→ **DATA EXTRACT**:
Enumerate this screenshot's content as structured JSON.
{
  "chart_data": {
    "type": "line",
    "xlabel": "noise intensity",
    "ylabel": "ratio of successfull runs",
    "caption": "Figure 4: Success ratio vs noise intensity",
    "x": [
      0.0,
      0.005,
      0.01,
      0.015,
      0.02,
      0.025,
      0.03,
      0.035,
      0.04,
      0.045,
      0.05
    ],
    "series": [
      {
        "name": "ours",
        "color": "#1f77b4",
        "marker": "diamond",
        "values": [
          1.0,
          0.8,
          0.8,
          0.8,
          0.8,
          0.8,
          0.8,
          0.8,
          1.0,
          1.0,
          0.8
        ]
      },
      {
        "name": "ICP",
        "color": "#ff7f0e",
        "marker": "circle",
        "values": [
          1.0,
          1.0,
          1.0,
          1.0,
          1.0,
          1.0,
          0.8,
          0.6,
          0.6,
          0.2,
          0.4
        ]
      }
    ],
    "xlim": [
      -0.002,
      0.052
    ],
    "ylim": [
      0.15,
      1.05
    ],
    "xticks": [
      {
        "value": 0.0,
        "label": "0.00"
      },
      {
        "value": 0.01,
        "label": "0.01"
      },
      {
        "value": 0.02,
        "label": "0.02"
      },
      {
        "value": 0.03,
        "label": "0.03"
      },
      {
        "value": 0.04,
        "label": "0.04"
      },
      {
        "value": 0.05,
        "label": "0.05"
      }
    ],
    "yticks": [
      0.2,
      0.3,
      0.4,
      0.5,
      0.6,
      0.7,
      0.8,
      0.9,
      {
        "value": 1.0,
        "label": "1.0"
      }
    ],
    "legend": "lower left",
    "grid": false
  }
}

→ **DIRECTION**:
Return every line of the material exactly.

→ **SOLUTION TO THE EXERCISE**:
Enumerate this screenshot's content as structured JSON.
{
  "chart_data": {
    "type": "line",
    "xlabel": "noise intensity",
    "ylabel": "ratio of successfull runs",
    "caption": "Figure 4: Success ratio vs noise intensity",
    "x": [
      0.0,
      0.005,
      0.01,
      0.015,
      0.02,
      0.025,
      0.03,
      0.035,
      0.04,
      0.045,
      0.05
    ],
    "series": [
      {
        "name": "ours",
        "color": "#1f77b4",
        "marker": "diamond",
        "values": [
          1.0,
          0.8,
          0.8,
          0.8,
          0.8,
          0.8,
          0.8,
          0.8,
          1.0,
          1.0,
          0.8
        ]
      },
      {
        "name": "ICP",
        "color": "#ff7f0e",
        "marker": "circle",
        "values": [
          1.0,
          1.0,
          1.0,
          1.0,
          1.0,
          1.0,
          0.8,
          0.6,
          0.6,
          0.2,
          0.4
        ]
      }
    ],
    "xlim": [
      -0.002,
      0.052
    ],
    "ylim": [
      0.15,
      1.05
    ],
    "xticks": [
      {
        "value": 0.0,
        "label": "0.00"
      },
      {
        "value": 0.01,
        "label": "0.01"
      },
      {
        "value": 0.02,
        "label": "0.02"
      },
      {
        "value": 0.03,
        "label": "0.03"
      },
      {
        "value": 0.04,
        "label": "0.04"
      },
      {
        "value": 0.05,
        "label": "0.05"
      }
    ],
    "yticks": [
      0.2,
      0.3,
      0.4,
      0.5,
      0.6,
      0.7,
      0.8,
      0.9,
      {
        "value": 1.0,
        "label": "1.0"
      }
    ],
    "legend": "lower left",
    "grid": false
  }
}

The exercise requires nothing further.